TASK DETAILS:
Copy out the data below line for line, leaving every character unchanged.

(Entries from a dataset)
◇ ◇ ◇ ◇

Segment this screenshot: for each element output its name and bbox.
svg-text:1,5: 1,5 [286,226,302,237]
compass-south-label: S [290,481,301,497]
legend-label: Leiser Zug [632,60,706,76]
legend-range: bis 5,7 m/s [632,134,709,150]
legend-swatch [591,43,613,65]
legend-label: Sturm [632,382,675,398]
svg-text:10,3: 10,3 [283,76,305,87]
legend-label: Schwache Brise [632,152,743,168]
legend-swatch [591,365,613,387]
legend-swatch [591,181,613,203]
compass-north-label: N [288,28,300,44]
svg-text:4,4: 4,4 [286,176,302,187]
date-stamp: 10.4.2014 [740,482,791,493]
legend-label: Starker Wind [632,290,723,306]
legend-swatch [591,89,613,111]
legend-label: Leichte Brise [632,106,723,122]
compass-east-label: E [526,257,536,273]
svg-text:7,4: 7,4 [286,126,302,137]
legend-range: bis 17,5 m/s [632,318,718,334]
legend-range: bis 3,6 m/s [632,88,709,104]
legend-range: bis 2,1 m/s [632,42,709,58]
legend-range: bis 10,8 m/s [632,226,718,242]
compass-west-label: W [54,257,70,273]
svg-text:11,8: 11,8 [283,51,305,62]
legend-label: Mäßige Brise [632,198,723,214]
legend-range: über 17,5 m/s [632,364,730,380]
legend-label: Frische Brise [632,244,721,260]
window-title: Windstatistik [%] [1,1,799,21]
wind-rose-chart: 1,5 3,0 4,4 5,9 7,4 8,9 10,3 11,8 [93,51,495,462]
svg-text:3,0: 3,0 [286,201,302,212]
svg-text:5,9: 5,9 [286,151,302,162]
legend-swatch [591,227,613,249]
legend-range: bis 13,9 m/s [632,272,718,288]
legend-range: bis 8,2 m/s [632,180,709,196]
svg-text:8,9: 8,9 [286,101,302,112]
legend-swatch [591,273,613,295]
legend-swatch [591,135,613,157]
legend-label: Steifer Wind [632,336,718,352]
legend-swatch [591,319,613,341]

◇ ◇ ◇ ◇

COMPLETE RESPONSE:
Segment this screenshot: for each element output its name and bbox.
svg-text:1,5: 1,5 [286,226,302,237]
compass-south-label: S [290,481,301,497]
legend-label: Leiser Zug [632,60,706,76]
legend-range: bis 5,7 m/s [632,134,709,150]
legend-swatch [591,43,613,65]
legend-label: Sturm [632,382,675,398]
svg-text:10,3: 10,3 [283,76,305,87]
legend-label: Schwache Brise [632,152,743,168]
legend-swatch [591,365,613,387]
legend-swatch [591,181,613,203]
compass-north-label: N [288,28,300,44]
svg-text:4,4: 4,4 [286,176,302,187]
date-stamp: 10.4.2014 [740,482,791,493]
legend-label: Starker Wind [632,290,723,306]
legend-swatch [591,89,613,111]
legend-label: Leichte Brise [632,106,723,122]
compass-east-label: E [526,257,536,273]
svg-text:7,4: 7,4 [286,126,302,137]
legend-range: bis 17,5 m/s [632,318,718,334]
legend-range: bis 3,6 m/s [632,88,709,104]
legend-range: bis 2,1 m/s [632,42,709,58]
legend-range: bis 10,8 m/s [632,226,718,242]
compass-west-label: W [54,257,70,273]
svg-text:11,8: 11,8 [283,51,305,62]
legend-label: Mäßige Brise [632,198,723,214]
legend-range: über 17,5 m/s [632,364,730,380]
legend-label: Frische Brise [632,244,721,260]
window-title: Windstatistik [%] [1,1,799,21]
wind-rose-chart: 1,5 3,0 4,4 5,9 7,4 8,9 10,3 11,8 [93,51,495,462]
svg-text:3,0: 3,0 [286,201,302,212]
svg-text:5,9: 5,9 [286,151,302,162]
legend-swatch [591,227,613,249]
legend-range: bis 13,9 m/s [632,272,718,288]
legend-range: bis 8,2 m/s [632,180,709,196]
svg-text:8,9: 8,9 [286,101,302,112]
legend-swatch [591,273,613,295]
legend-swatch [591,135,613,157]
legend-label: Steifer Wind [632,336,718,352]
legend-swatch [591,319,613,341]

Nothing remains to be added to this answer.